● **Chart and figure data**

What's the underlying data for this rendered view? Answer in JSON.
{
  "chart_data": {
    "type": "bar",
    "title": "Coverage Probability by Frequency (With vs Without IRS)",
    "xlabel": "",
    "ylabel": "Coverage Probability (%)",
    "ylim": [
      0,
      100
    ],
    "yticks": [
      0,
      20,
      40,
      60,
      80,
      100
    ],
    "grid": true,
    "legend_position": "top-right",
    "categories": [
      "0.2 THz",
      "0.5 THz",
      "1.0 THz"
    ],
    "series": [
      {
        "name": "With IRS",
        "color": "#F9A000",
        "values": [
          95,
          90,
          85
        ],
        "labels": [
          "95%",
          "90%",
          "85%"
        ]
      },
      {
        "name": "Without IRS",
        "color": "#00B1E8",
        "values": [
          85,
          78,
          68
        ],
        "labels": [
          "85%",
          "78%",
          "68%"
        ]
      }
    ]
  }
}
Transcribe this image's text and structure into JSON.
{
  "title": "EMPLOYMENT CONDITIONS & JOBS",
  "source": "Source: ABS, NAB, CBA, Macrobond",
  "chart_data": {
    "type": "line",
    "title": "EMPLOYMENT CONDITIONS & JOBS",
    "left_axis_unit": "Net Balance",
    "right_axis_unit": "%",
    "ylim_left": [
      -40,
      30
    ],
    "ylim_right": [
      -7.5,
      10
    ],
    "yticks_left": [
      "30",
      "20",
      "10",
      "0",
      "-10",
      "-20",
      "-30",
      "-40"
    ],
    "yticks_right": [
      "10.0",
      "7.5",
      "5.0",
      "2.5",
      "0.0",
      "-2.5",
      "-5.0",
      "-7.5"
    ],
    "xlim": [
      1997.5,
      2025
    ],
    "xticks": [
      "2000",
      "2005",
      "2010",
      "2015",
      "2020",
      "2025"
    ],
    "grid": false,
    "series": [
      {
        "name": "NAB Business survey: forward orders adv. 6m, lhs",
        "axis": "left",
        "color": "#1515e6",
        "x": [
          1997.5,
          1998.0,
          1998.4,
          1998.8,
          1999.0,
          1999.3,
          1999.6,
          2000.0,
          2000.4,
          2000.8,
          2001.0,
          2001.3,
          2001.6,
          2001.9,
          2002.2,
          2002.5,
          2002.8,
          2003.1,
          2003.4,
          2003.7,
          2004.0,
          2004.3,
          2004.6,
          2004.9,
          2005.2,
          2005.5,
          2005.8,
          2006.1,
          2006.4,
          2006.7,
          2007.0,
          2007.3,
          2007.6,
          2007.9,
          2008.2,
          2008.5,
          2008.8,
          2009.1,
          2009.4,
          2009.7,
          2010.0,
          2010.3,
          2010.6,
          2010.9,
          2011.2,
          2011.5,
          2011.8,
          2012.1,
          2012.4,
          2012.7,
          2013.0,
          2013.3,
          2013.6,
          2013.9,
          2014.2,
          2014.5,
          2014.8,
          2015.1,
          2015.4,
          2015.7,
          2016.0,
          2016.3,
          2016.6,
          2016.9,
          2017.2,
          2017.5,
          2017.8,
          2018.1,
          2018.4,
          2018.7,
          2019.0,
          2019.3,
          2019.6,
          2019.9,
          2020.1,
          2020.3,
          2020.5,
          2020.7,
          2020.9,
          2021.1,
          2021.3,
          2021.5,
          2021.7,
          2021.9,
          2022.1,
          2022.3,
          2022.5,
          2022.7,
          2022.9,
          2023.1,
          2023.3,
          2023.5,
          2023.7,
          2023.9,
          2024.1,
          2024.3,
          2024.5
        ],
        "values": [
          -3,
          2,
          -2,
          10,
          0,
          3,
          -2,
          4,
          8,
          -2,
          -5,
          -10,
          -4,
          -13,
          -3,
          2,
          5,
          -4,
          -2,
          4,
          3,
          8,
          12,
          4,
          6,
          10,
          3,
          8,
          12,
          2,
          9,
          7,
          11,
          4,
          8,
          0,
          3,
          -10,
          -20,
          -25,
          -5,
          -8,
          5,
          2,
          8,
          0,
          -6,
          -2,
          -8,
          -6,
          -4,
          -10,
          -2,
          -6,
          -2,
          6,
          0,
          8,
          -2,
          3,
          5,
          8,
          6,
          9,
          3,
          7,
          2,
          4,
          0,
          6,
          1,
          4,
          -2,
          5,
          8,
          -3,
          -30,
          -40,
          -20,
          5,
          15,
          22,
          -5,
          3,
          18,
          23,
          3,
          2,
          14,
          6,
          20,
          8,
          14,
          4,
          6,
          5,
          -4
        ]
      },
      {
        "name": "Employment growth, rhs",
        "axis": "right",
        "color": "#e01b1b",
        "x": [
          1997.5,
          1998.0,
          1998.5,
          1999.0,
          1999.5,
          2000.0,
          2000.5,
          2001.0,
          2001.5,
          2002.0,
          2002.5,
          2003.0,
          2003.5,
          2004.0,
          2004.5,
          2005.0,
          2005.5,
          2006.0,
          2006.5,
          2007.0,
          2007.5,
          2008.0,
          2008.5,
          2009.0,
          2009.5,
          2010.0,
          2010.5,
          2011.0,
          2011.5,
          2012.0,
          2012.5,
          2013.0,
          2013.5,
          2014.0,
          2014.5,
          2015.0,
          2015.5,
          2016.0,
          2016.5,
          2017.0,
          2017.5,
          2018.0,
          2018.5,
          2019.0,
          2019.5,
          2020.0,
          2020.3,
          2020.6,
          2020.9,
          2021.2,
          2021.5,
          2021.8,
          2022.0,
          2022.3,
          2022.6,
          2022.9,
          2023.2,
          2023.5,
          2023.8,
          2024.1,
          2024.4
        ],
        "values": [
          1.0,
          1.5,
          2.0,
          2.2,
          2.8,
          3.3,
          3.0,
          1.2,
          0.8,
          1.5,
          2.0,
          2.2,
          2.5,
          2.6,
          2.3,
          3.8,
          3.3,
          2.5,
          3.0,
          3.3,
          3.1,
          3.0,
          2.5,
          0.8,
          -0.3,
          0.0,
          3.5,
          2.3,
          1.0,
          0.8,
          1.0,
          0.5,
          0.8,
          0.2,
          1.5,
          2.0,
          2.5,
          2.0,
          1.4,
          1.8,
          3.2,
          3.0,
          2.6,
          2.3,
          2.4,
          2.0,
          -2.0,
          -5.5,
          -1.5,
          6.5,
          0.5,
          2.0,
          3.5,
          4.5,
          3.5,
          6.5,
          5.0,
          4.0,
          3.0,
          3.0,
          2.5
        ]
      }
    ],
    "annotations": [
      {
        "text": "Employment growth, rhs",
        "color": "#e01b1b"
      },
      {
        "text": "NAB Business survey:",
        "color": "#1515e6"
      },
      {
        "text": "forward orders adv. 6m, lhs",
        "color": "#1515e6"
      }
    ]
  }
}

● **Task statement**
Which lines in the listing above hold the word "forward"? Show each of them.

● **Correct result**
        "name": "NAB Business survey: forward orders adv. 6m, lhs",
        "text": "forward orders adv. 6m, lhs",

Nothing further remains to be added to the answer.